[Collected data]
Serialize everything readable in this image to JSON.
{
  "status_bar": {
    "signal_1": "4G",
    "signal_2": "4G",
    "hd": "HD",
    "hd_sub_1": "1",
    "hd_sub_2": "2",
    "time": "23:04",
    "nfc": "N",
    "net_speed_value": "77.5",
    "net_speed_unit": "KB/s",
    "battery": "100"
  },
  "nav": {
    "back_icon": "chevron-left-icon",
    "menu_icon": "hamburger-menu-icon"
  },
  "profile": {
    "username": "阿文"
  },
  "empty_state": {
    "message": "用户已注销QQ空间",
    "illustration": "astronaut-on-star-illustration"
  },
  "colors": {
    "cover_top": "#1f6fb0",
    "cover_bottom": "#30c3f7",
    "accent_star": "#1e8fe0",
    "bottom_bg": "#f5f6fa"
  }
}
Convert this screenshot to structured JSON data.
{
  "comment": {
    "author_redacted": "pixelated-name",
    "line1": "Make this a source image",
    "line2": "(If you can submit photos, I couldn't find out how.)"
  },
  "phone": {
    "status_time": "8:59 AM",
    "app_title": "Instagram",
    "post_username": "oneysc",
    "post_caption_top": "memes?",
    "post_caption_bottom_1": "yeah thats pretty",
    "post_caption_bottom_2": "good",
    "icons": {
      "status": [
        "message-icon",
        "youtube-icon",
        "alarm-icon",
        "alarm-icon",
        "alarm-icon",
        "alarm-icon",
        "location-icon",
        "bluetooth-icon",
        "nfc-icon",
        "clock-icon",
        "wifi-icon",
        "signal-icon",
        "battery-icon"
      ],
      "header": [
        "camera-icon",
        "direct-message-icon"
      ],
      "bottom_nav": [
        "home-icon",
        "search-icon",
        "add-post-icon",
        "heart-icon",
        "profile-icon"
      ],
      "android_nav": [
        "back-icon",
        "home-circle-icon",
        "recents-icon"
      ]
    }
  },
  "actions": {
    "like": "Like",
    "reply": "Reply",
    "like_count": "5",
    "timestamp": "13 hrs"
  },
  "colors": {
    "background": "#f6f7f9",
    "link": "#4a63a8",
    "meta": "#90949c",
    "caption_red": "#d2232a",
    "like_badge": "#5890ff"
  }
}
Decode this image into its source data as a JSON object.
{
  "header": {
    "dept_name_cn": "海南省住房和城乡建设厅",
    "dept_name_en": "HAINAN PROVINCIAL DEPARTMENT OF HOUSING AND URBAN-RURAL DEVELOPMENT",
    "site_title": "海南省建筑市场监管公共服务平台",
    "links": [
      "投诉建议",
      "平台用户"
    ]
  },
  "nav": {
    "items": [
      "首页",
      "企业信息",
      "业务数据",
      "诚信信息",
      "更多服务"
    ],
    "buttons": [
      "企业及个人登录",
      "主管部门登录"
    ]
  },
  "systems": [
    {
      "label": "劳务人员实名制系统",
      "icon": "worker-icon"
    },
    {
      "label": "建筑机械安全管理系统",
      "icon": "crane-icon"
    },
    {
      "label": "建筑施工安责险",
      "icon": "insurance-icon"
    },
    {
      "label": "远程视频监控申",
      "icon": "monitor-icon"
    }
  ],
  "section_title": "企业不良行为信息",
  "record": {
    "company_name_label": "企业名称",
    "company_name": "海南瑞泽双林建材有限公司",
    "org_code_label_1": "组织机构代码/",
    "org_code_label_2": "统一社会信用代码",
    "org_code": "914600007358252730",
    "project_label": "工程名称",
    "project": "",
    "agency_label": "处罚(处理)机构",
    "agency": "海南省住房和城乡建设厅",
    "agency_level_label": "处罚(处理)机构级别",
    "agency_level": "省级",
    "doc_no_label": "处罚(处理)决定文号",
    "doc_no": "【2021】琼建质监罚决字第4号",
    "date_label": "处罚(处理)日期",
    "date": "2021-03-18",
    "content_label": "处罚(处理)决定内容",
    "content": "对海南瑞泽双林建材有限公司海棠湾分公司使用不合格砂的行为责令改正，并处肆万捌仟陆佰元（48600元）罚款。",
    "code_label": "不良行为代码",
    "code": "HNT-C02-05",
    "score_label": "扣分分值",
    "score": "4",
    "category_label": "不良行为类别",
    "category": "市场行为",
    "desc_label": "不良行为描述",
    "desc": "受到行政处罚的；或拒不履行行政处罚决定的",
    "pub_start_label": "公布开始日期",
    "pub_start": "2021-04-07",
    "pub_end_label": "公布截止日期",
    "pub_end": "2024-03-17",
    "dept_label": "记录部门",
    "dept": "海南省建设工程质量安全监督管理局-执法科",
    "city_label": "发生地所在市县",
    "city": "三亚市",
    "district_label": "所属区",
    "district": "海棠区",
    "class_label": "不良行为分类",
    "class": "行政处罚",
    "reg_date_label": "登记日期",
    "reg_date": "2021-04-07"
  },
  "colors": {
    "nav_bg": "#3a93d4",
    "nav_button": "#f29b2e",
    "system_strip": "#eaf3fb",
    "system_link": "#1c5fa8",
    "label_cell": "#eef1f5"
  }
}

§ TASK INSTRUCTIONS:
Transcribe the material above word for word.

§ ANSWER BELOW:
Serialize everything readable in this image to JSON.
{
  "status_bar": {
    "signal_1": "4G",
    "signal_2": "4G",
    "hd": "HD",
    "hd_sub_1": "1",
    "hd_sub_2": "2",
    "time": "23:04",
    "nfc": "N",
    "net_speed_value": "77.5",
    "net_speed_unit": "KB/s",
    "battery": "100"
  },
  "nav": {
    "back_icon": "chevron-left-icon",
    "menu_icon": "hamburger-menu-icon"
  },
  "profile": {
    "username": "阿文"
  },
  "empty_state": {
    "message": "用户已注销QQ空间",
    "illustration": "astronaut-on-star-illustration"
  },
  "colors": {
    "cover_top": "#1f6fb0",
    "cover_bottom": "#30c3f7",
    "accent_star": "#1e8fe0",
    "bottom_bg": "#f5f6fa"
  }
}
Convert this screenshot to structured JSON data.
{
  "comment": {
    "author_redacted": "pixelated-name",
    "line1": "Make this a source image",
    "line2": "(If you can submit photos, I couldn't find out how.)"
  },
  "phone": {
    "status_time": "8:59 AM",
    "app_title": "Instagram",
    "post_username": "oneysc",
    "post_caption_top": "memes?",
    "post_caption_bottom_1": "yeah thats pretty",
    "post_caption_bottom_2": "good",
    "icons": {
      "status": [
        "message-icon",
        "youtube-icon",
        "alarm-icon",
        "alarm-icon",
        "alarm-icon",
        "alarm-icon",
        "location-icon",
        "bluetooth-icon",
        "nfc-icon",
        "clock-icon",
        "wifi-icon",
        "signal-icon",
        "battery-icon"
      ],
      "header": [
        "camera-icon",
        "direct-message-icon"
      ],
      "bottom_nav": [
        "home-icon",
        "search-icon",
        "add-post-icon",
        "heart-icon",
        "profile-icon"
      ],
      "android_nav": [
        "back-icon",
        "home-circle-icon",
        "recents-icon"
      ]
    }
  },
  "actions": {
    "like": "Like",
    "reply": "Reply",
    "like_count": "5",
    "timestamp": "13 hrs"
  },
  "colors": {
    "background": "#f6f7f9",
    "link": "#4a63a8",
    "meta": "#90949c",
    "caption_red": "#d2232a",
    "like_badge": "#5890ff"
  }
}
Decode this image into its source data as a JSON object.
{
  "header": {
    "dept_name_cn": "海南省住房和城乡建设厅",
    "dept_name_en": "HAINAN PROVINCIAL DEPARTMENT OF HOUSING AND URBAN-RURAL DEVELOPMENT",
    "site_title": "海南省建筑市场监管公共服务平台",
    "links": [
      "投诉建议",
      "平台用户"
    ]
  },
  "nav": {
    "items": [
      "首页",
      "企业信息",
      "业务数据",
      "诚信信息",
      "更多服务"
    ],
    "buttons": [
      "企业及个人登录",
      "主管部门登录"
    ]
  },
  "systems": [
    {
      "label": "劳务人员实名制系统",
      "icon": "worker-icon"
    },
    {
      "label": "建筑机械安全管理系统",
      "icon": "crane-icon"
    },
    {
      "label": "建筑施工安责险",
      "icon": "insurance-icon"
    },
    {
      "label": "远程视频监控申",
      "icon": "monitor-icon"
    }
  ],
  "section_title": "企业不良行为信息",
  "record": {
    "company_name_label": "企业名称",
    "company_name": "海南瑞泽双林建材有限公司",
    "org_code_label_1": "组织机构代码/",
    "org_code_label_2": "统一社会信用代码",
    "org_code": "914600007358252730",
    "project_label": "工程名称",
    "project": "",
    "agency_label": "处罚(处理)机构",
    "agency": "海南省住房和城乡建设厅",
    "agency_level_label": "处罚(处理)机构级别",
    "agency_level": "省级",
    "doc_no_label": "处罚(处理)决定文号",
    "doc_no": "【2021】琼建质监罚决字第4号",
    "date_label": "处罚(处理)日期",
    "date": "2021-03-18",
    "content_label": "处罚(处理)决定内容",
    "content": "对海南瑞泽双林建材有限公司海棠湾分公司使用不合格砂的行为责令改正，并处肆万捌仟陆佰元（48600元）罚款。",
    "code_label": "不良行为代码",
    "code": "HNT-C02-05",
    "score_label": "扣分分值",
    "score": "4",
    "category_label": "不良行为类别",
    "category": "市场行为",
    "desc_label": "不良行为描述",
    "desc": "受到行政处罚的；或拒不履行行政处罚决定的",
    "pub_start_label": "公布开始日期",
    "pub_start": "2021-04-07",
    "pub_end_label": "公布截止日期",
    "pub_end": "2024-03-17",
    "dept_label": "记录部门",
    "dept": "海南省建设工程质量安全监督管理局-执法科",
    "city_label": "发生地所在市县",
    "city": "三亚市",
    "district_label": "所属区",
    "district": "海棠区",
    "class_label": "不良行为分类",
    "class": "行政处罚",
    "reg_date_label": "登记日期",
    "reg_date": "2021-04-07"
  },
  "colors": {
    "nav_bg": "#3a93d4",
    "nav_button": "#f29b2e",
    "system_strip": "#eaf3fb",
    "system_link": "#1c5fa8",
    "label_cell": "#eef1f5"
  }
}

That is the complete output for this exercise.